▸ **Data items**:
::::

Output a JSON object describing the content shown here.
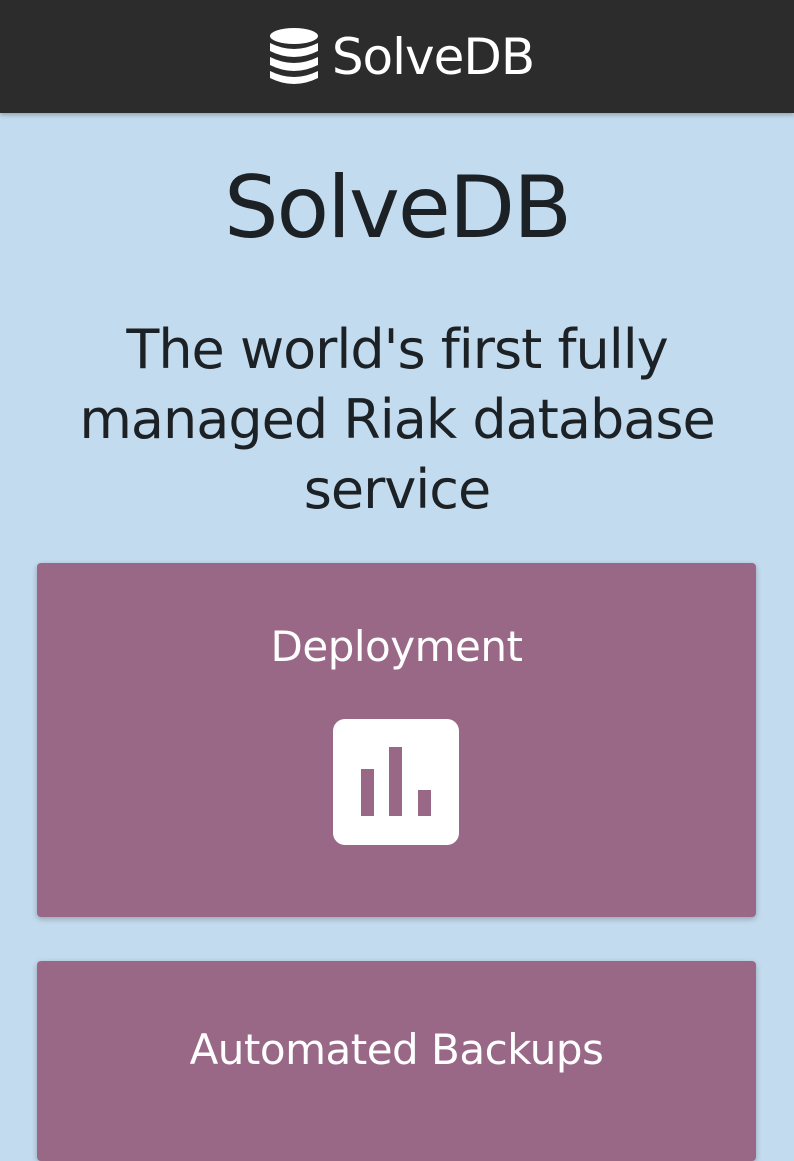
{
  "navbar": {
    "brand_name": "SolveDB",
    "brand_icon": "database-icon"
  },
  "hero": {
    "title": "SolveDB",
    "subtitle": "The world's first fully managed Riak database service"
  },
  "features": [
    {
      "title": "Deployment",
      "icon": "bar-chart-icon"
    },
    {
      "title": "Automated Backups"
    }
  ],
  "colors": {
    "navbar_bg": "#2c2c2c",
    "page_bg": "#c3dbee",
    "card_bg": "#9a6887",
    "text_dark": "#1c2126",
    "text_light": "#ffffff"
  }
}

::::

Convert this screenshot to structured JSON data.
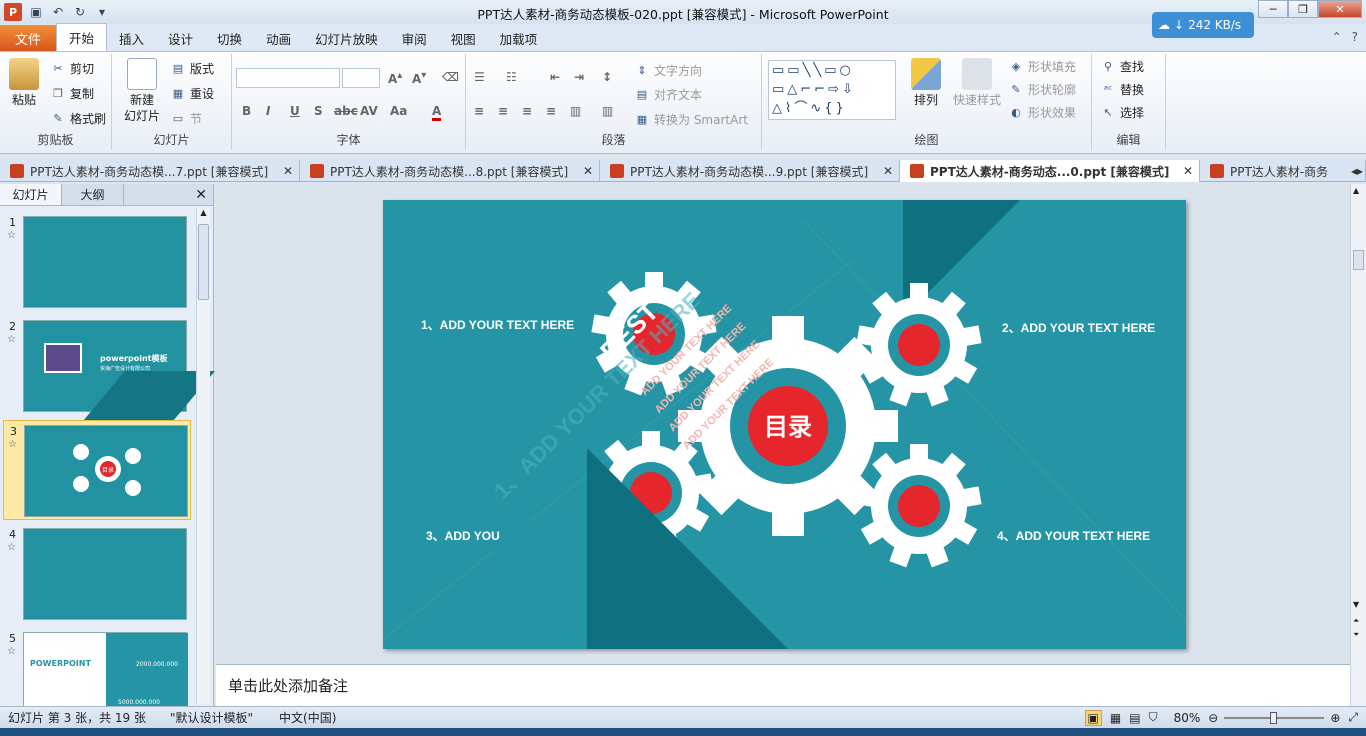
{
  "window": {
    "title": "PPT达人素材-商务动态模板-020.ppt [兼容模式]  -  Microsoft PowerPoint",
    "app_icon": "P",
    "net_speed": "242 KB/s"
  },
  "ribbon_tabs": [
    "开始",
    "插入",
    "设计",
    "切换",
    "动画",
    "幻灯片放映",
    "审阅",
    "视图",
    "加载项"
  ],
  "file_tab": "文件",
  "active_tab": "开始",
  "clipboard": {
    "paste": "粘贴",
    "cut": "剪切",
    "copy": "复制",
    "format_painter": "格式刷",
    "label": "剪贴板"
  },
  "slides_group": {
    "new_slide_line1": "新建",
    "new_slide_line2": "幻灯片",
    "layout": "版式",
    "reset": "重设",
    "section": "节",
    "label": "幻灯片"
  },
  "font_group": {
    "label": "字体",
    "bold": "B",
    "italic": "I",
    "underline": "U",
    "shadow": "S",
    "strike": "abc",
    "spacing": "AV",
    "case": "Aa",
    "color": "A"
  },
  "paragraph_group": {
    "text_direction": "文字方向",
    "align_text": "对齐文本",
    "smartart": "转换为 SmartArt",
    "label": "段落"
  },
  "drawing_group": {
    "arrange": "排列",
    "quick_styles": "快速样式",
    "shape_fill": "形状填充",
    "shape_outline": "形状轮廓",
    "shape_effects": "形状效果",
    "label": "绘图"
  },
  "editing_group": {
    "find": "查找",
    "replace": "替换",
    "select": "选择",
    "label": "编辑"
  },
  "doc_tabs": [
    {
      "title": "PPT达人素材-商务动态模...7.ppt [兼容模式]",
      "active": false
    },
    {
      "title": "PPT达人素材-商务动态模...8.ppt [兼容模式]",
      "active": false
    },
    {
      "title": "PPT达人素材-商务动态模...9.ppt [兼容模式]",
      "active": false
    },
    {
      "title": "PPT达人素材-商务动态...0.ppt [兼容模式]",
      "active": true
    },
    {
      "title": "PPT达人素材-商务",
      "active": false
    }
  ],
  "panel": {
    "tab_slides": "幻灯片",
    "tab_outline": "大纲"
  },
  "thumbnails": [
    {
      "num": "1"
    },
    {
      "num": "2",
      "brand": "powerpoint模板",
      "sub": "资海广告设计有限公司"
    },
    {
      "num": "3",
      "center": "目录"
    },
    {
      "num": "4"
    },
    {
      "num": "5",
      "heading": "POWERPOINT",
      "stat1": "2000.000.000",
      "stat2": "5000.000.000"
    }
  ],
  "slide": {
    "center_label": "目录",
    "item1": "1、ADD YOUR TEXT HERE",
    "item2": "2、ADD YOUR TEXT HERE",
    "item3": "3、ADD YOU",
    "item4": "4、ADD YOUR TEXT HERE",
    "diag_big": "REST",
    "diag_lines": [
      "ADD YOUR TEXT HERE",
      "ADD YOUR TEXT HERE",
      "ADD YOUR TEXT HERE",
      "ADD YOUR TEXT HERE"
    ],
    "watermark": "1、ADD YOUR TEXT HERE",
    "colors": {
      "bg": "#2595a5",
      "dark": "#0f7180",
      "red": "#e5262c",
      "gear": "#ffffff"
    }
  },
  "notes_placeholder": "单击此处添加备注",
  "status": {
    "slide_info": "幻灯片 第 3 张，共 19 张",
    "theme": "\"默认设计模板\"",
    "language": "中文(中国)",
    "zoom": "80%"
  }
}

::::

▸ **Given exercise**:
In how many lines does the word "YOUR" appear? Respond with the number alone.

▸ **Solution to this exercise**:
8